▶ [RECORDS FOR THIS TASK]:

= = = =

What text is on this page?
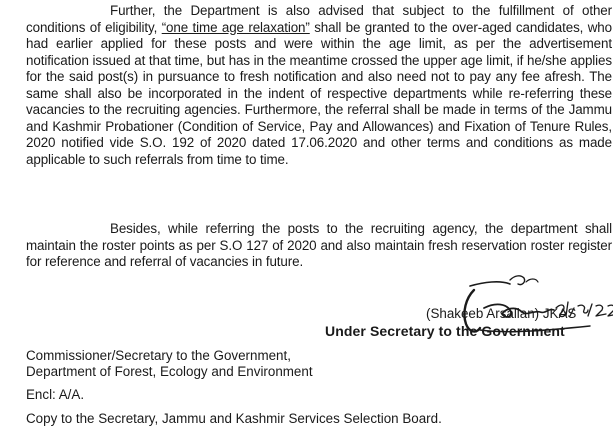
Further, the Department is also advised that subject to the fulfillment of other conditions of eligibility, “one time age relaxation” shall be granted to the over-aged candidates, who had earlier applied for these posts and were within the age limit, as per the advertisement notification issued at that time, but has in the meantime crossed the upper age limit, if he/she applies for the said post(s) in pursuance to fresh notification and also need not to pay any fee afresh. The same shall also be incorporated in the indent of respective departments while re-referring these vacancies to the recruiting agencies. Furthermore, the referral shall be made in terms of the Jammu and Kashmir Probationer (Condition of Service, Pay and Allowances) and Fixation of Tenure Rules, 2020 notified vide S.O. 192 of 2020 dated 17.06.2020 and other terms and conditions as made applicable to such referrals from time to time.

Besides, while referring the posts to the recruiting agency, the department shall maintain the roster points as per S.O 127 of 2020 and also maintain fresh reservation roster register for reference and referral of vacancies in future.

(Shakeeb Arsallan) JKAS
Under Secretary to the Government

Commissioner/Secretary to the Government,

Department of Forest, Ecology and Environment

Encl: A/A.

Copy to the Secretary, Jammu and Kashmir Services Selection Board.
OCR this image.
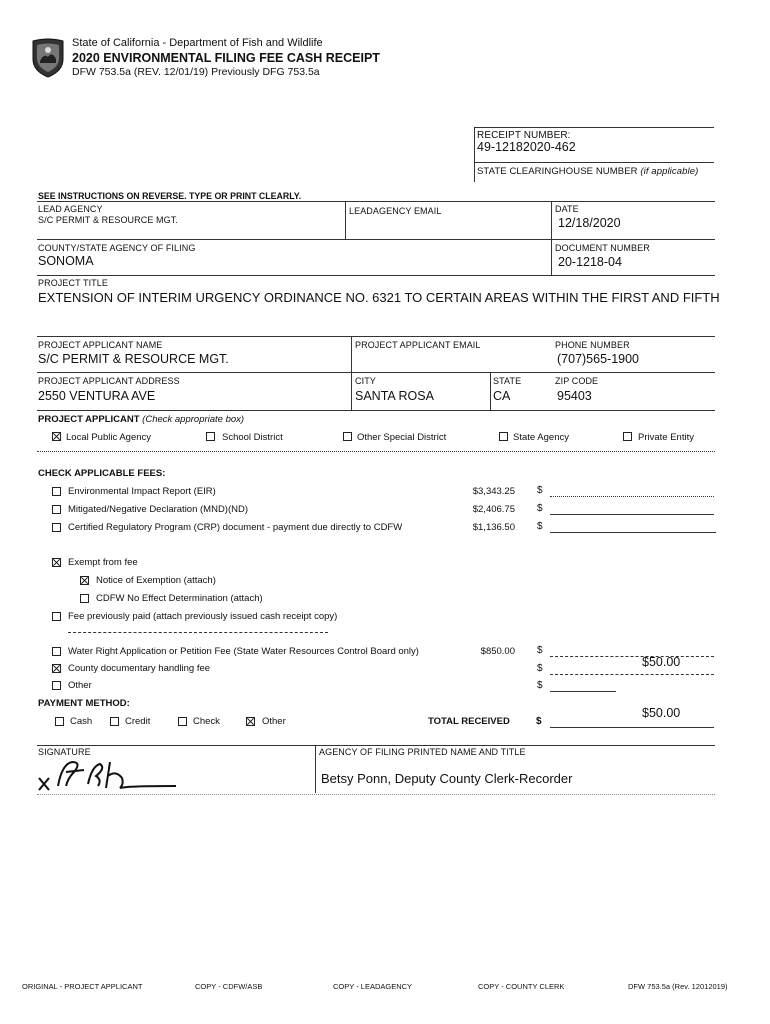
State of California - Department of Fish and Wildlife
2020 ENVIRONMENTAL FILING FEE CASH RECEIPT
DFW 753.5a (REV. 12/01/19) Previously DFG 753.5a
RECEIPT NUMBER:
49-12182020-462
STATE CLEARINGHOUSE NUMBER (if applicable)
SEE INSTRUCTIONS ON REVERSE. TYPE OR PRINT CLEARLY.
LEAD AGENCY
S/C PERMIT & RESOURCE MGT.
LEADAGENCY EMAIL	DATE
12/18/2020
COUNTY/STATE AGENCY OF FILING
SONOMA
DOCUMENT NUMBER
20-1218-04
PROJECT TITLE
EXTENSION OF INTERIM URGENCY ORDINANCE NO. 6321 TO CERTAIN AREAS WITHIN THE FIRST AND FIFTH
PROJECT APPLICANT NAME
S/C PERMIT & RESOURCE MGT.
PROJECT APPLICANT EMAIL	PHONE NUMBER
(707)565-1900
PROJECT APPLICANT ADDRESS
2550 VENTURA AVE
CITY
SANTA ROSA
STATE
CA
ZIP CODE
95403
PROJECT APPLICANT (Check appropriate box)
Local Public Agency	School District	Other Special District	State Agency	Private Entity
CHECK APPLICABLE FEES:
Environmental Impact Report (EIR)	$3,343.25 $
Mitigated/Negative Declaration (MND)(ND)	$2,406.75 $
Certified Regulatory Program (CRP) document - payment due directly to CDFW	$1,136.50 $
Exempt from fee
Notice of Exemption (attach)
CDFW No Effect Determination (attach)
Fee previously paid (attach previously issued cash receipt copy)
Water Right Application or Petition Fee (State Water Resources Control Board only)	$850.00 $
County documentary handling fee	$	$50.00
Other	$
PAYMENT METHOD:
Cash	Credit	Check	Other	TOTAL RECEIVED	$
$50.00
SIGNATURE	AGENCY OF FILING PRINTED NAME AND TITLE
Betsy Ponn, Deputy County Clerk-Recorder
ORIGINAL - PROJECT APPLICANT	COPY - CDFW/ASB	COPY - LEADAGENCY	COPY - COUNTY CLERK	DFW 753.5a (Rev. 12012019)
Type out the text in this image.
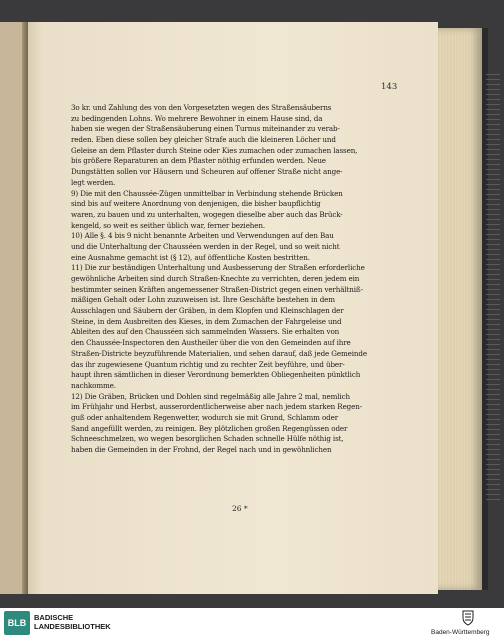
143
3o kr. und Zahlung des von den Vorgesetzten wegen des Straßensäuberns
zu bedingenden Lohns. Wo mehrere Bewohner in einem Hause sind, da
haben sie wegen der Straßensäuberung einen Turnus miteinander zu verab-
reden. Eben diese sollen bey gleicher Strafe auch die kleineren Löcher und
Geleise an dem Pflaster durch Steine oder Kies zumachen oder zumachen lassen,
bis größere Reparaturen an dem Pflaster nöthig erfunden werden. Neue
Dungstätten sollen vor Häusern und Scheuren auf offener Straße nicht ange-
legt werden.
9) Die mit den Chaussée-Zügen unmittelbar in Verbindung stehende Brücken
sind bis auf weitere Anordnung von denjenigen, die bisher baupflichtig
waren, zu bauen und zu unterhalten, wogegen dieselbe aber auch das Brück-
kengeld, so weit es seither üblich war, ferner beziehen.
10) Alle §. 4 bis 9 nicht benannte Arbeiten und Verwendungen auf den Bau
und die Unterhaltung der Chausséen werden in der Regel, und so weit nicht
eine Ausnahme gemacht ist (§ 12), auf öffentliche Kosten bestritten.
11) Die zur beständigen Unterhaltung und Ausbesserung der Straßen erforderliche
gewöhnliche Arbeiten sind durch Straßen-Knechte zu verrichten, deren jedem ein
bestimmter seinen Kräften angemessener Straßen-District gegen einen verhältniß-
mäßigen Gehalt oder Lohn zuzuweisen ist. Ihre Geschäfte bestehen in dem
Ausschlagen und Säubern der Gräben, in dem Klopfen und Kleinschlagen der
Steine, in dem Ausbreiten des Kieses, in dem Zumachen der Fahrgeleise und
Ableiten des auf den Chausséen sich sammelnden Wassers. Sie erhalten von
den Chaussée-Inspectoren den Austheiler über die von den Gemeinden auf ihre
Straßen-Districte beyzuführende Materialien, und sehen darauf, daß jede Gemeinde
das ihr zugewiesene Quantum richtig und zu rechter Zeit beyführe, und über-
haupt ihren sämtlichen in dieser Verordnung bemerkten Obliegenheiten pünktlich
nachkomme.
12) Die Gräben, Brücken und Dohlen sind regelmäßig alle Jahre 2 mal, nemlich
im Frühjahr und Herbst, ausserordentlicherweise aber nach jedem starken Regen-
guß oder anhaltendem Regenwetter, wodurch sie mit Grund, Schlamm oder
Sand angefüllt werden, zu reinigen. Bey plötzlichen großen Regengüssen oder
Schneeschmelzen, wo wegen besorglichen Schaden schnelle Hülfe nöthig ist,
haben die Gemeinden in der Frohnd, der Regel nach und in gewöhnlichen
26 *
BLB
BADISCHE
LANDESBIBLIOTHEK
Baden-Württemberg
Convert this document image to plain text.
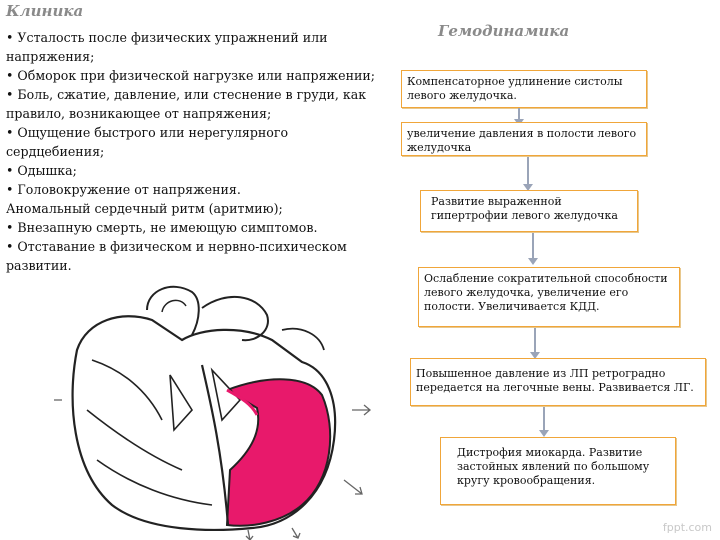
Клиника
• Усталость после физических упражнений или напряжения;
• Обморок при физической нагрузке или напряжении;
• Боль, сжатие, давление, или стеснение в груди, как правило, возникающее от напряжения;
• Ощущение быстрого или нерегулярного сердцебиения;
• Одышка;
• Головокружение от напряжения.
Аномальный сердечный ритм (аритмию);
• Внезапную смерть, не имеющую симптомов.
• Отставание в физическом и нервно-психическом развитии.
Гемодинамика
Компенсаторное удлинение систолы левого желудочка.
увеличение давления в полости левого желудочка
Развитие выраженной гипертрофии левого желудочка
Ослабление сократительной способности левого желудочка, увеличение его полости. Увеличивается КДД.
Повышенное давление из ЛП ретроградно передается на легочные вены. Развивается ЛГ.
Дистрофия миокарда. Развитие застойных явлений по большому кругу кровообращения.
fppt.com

= = = =

▶ [WHAT THE EXERCISE ASKS]: From the entries above, collect every line with the string "haben" in it.

▶ [ANSWER TO THE TASK]:
haben sie wegen der Straßensäuberung einen Turnus miteinander zu verab-
haben die Gemeinden in der Frohnd, der Regel nach und in gewöhnlichen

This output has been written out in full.